*Exercise directions*: State the number of lines in the material below that have "icon" in them, without any other text.

= = = = =

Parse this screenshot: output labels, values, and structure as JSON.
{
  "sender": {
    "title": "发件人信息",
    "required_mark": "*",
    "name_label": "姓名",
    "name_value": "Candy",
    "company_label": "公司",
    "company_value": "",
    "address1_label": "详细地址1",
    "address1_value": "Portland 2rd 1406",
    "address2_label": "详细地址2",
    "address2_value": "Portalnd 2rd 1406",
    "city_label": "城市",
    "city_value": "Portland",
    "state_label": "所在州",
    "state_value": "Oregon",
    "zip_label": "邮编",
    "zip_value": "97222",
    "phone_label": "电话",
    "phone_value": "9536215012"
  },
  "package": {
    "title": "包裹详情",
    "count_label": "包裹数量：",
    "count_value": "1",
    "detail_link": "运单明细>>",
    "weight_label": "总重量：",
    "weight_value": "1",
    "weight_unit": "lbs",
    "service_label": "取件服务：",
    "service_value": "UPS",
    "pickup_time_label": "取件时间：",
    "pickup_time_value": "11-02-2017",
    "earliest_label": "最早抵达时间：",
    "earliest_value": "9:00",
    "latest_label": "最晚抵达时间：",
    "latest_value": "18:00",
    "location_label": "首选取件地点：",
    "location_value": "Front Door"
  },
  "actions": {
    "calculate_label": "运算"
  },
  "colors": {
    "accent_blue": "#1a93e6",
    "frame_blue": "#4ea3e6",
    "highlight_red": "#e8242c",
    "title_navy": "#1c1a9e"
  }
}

= = = = =

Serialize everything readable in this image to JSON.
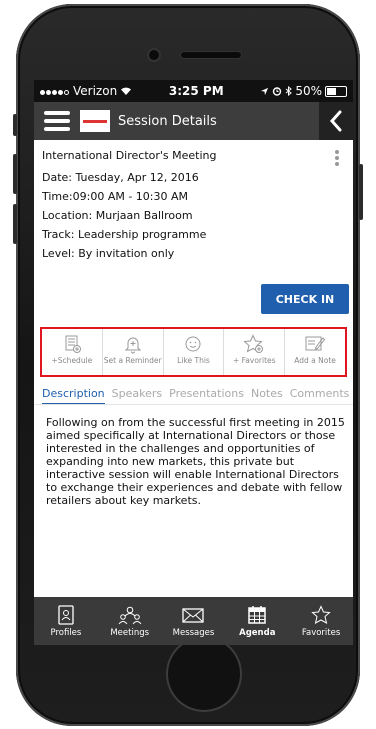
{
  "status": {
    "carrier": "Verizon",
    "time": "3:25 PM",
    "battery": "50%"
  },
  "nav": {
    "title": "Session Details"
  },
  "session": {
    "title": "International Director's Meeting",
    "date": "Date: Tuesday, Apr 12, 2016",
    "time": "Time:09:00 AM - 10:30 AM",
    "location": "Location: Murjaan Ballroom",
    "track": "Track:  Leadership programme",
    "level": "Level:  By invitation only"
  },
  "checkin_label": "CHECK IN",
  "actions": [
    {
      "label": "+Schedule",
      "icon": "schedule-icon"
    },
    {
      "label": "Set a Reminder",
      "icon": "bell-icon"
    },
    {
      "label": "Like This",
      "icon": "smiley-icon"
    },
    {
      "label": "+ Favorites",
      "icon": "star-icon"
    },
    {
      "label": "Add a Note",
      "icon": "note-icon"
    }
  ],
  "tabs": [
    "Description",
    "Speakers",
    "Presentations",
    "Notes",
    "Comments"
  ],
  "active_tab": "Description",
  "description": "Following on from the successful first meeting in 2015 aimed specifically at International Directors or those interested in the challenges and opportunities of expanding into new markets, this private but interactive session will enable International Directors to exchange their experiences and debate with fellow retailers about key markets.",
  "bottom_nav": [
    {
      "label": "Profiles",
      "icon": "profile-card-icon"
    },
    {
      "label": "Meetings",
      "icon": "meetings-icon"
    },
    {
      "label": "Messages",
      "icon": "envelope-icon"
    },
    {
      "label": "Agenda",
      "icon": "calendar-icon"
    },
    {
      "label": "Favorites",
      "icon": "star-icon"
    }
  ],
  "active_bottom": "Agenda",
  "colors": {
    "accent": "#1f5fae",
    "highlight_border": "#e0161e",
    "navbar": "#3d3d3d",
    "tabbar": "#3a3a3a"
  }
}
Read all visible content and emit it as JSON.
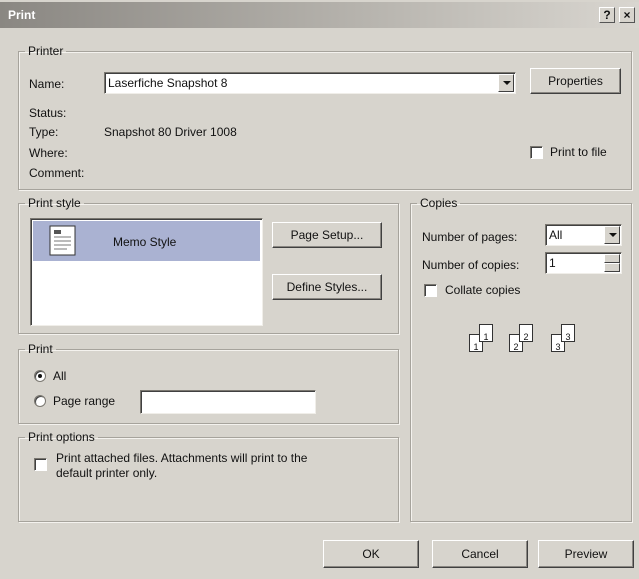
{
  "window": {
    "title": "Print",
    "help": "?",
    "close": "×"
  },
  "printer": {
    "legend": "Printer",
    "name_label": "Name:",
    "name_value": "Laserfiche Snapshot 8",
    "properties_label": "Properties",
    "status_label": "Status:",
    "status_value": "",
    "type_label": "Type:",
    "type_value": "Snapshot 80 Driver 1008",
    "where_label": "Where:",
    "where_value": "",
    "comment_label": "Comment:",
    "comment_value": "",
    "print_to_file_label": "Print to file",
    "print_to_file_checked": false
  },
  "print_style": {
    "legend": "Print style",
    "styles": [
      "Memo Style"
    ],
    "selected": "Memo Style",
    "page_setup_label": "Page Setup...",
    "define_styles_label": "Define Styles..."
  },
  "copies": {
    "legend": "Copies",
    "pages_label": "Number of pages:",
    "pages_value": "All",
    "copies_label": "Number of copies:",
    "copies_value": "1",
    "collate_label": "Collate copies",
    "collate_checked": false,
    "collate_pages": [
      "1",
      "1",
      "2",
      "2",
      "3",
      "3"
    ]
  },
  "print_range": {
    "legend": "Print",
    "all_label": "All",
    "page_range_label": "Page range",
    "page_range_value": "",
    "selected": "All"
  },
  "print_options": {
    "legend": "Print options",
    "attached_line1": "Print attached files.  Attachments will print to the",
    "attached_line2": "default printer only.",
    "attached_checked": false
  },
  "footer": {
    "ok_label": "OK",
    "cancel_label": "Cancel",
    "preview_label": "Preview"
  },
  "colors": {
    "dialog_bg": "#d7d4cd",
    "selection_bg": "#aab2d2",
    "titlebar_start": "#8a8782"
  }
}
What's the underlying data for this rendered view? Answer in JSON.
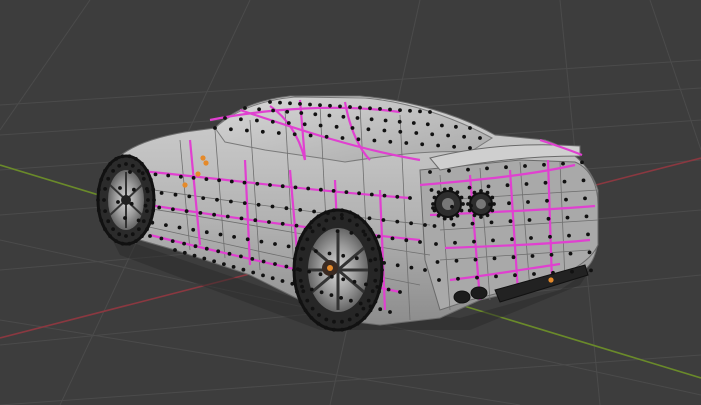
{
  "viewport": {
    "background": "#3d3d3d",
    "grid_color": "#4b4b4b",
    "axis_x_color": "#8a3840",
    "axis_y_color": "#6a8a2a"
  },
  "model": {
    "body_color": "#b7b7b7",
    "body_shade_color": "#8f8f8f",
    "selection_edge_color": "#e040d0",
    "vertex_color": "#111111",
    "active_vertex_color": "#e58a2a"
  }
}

= = = = =

*Response*: 10